◆ TEXT PASSAGE ◆
•••••

# R5 and new firmware: everything was perfect untill...



## rico.29 (Apr 3, 2021)

hello every body,
as you may know, i've had trouble with R5 and 500mm EF IS f4 V1, inacurate focus, lens continuesly focusing.
i knew it was no the lens, so i made a factory reset and all was perfect,
but i was waiting this new firmware because i think i will definitly fix possible AF problem.
so i installed it, P mode, no lens, battery ok.
and i test the R5 and 500mm with or without x1.4, also tested 100-500mm RF , and all was perfect , the 500mm f4 focused really fast , tracking was ok, no AF trouble at all.
so i went on the field did a few shots with x1.4, perfect), switch to 100-500mm, perfect, switch to 500mm+x1.4, perfect, 100-500mm, perfect, and back to 500mm+x1.4, and...
impossible to focus, i did not make a change on settings, AF keep tring to focus on subject , but still work perfect with 100-500mm.
i really don't understand.
i made a factory reset, nothing change,
any idea to fix this problem?

thanks .


----------



## rico.29 (Apr 6, 2021)

well, tried and tried the combo R5+500MM f4, V1, still the same , impossible to focus, AF gets close to subject but keeped chaning back and forward...
very frustrating.
what's even more frustrating, is that today, although i did nothing, did not change any setting, the combo works fine,
i really don't understand.
has any of you experiment such behaviour with any lens on any camera?
Thanks for your help.


----------



## HikeBike (Apr 6, 2021)

The only time I have had an issue at all similar to this was when I was using my EOS R, and I had "Lens drive when AF impossible" set to OFF. In several cases, the camera would give up prematurely on achieving focus. So check that setting, and make sure it is set to ON. This very well might not be the cause of the issue you're experiencing, but it's worth checking.

•••••

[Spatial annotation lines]
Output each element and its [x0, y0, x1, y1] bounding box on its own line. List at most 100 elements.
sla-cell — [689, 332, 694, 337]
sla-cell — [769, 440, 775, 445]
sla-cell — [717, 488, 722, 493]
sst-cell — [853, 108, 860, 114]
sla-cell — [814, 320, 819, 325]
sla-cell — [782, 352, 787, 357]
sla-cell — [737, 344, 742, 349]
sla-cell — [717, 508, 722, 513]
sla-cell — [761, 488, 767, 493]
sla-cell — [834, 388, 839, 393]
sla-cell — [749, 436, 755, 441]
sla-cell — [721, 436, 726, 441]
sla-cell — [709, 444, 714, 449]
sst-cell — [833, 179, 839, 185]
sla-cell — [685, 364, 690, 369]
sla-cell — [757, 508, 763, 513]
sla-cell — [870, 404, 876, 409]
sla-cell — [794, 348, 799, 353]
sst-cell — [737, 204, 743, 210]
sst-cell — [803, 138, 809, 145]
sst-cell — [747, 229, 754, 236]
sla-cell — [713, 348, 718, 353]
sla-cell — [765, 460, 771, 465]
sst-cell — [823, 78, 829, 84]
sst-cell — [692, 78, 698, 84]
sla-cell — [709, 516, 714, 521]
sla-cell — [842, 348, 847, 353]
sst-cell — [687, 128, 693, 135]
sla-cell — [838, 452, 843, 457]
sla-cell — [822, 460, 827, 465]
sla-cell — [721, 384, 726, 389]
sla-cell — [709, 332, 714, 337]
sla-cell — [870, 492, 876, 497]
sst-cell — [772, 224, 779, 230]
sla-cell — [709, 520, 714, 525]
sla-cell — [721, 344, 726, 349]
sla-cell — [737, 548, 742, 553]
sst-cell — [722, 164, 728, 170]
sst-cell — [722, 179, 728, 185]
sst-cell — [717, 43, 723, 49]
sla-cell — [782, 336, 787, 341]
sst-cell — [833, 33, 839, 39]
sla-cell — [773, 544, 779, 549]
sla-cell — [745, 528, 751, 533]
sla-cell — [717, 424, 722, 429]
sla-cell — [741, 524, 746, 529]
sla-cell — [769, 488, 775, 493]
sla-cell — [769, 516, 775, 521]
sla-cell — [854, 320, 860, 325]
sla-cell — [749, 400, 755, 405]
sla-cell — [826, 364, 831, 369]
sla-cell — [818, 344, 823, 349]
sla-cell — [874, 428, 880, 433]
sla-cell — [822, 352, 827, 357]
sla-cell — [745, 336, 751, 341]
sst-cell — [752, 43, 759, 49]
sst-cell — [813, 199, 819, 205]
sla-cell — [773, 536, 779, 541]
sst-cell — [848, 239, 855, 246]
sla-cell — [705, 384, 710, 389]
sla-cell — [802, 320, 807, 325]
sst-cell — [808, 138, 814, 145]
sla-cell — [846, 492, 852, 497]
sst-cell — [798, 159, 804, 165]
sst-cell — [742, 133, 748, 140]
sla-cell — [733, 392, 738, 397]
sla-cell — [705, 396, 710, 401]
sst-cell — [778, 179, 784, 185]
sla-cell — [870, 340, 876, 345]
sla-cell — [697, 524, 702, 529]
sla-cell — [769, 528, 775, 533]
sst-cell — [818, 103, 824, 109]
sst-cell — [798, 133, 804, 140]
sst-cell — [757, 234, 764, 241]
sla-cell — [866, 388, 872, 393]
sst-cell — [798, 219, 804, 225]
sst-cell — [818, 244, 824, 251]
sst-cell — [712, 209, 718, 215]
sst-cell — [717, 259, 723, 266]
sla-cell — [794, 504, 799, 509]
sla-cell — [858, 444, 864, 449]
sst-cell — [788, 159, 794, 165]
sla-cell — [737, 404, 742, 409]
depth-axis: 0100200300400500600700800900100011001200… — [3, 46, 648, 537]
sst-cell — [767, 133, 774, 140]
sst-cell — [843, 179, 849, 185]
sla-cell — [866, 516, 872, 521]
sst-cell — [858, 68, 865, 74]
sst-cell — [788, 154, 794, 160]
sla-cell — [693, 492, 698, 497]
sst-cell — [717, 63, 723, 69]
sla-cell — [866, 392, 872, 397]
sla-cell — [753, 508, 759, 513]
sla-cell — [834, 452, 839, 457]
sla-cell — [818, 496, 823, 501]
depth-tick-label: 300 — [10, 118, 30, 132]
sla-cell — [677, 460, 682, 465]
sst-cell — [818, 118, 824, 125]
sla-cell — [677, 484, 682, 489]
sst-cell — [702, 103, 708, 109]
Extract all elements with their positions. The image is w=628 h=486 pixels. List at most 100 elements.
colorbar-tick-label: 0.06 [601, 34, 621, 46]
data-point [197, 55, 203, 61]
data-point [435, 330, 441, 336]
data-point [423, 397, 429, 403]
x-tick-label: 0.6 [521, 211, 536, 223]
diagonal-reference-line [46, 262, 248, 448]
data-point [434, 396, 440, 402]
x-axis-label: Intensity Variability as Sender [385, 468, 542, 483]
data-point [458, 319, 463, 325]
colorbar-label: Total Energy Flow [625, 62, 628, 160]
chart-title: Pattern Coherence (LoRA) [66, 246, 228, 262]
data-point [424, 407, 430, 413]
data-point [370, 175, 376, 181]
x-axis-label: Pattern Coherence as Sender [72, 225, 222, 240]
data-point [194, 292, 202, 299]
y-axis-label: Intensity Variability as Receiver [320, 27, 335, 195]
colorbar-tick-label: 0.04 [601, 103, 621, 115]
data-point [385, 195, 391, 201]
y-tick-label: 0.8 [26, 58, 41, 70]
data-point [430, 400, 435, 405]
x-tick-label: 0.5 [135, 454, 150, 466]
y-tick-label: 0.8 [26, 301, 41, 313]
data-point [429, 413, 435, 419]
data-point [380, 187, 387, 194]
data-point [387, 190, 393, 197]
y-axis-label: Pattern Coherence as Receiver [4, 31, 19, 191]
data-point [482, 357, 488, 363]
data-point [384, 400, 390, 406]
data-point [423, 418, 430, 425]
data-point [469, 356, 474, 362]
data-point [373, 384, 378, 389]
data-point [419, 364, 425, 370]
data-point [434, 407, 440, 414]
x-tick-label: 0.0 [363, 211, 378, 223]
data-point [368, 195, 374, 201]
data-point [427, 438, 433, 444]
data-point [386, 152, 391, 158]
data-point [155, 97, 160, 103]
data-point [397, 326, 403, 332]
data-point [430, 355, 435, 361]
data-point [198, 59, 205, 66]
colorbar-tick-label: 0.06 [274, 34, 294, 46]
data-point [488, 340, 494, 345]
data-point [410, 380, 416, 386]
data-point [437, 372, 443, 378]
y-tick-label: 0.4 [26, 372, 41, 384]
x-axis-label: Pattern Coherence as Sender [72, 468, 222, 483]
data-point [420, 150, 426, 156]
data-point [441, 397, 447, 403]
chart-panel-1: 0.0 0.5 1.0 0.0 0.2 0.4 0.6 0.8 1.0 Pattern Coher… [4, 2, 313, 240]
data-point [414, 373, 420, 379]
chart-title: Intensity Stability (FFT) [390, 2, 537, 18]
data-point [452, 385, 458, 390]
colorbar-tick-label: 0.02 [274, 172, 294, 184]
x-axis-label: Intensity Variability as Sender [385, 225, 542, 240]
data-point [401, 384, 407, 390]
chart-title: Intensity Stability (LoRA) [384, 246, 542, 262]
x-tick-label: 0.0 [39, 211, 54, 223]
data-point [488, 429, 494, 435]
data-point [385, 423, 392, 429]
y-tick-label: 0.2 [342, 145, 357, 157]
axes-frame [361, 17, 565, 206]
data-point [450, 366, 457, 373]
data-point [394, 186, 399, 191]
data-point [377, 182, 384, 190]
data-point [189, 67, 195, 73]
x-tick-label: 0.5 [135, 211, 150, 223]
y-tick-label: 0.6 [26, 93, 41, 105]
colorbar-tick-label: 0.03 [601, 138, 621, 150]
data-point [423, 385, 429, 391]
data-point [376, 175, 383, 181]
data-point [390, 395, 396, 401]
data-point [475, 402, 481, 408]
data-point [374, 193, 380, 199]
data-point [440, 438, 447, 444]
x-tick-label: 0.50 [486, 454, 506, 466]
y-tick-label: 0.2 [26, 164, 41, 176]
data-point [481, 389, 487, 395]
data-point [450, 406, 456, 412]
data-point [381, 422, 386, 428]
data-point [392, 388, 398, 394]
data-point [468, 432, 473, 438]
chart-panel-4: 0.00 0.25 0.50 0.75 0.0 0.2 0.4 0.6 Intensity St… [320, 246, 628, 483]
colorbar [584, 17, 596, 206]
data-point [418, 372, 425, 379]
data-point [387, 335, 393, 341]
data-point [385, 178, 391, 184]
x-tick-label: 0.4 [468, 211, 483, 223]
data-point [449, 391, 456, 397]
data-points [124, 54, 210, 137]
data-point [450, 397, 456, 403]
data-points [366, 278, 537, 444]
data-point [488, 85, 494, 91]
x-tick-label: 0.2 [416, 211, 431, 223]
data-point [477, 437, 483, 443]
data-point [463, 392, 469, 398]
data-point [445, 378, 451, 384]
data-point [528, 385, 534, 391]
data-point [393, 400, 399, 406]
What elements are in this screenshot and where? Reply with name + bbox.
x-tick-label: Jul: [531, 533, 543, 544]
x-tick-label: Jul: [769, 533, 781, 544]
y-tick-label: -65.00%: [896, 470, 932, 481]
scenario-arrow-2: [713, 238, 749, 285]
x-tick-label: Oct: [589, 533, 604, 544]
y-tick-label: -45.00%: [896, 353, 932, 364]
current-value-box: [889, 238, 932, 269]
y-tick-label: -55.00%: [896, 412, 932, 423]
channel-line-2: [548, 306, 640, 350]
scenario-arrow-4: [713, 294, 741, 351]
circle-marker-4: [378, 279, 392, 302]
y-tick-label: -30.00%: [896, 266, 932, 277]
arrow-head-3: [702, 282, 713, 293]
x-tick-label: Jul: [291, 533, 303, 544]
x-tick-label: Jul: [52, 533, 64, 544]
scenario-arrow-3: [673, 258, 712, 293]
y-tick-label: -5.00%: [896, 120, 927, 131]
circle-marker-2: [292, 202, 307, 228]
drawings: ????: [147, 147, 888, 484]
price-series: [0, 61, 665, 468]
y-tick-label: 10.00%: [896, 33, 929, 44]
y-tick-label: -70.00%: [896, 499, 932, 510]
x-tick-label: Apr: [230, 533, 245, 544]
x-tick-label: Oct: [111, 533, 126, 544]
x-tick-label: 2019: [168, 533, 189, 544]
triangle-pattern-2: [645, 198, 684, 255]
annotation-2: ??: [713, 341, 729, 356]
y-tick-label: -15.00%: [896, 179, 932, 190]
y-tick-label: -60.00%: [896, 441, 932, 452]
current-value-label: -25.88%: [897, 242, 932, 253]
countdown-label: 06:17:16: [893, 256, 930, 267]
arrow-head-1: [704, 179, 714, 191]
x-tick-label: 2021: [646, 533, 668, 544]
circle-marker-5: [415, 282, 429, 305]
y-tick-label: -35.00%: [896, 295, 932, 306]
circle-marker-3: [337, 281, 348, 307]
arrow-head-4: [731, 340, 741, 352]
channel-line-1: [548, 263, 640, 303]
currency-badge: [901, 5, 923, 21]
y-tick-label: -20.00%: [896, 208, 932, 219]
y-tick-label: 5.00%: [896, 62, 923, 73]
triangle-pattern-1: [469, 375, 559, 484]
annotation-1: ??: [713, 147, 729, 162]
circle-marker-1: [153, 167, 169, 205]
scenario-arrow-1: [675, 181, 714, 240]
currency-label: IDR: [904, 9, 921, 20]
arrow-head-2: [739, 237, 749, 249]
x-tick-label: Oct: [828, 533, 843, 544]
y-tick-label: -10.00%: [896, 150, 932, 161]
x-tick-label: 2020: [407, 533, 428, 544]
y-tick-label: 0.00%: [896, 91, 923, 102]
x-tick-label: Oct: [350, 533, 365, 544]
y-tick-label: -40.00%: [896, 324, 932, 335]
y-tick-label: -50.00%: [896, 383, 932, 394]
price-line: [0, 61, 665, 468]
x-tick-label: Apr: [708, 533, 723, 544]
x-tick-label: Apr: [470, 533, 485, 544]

•••••

◆ WORK TO DO ◆
• a. List every piece of camera gear (bodies, lenses, and add-ons) named in the forum thread.
• b. Please condense the forum thread paragraph beginning "The only time I have had an issue" into a short bulleted list that keeps its main facts.
• c. Retype the forum thread word for word, starting with "what's even more" and going on through "HikeBike (Apr 6, 2021)".
Rely only on the forum thread for your responses.

◆ SOLUTIONS FOR EACH TASK ◆
• a.
- R5
- 500mm EF IS f4 V1
- x1.4
- 100-500mm RF
- EOS R

• b.
- A similar issue happened on an EOS R with "Lens drive when AF impossible" set to OFF.
- In several cases, the camera gave up on focusing too early.
- Check that setting and make sure it is ON.
- It may not be the cause, but it is worth checking.

• c.
what's even more frustrating, is that today, although i did nothing, did not change any setting, the combo works fine,
i really don't understand.
has any of you experiment such behaviour with any lens on any camera?
Thanks for your help.


----------



## HikeBike (Apr 6, 2021)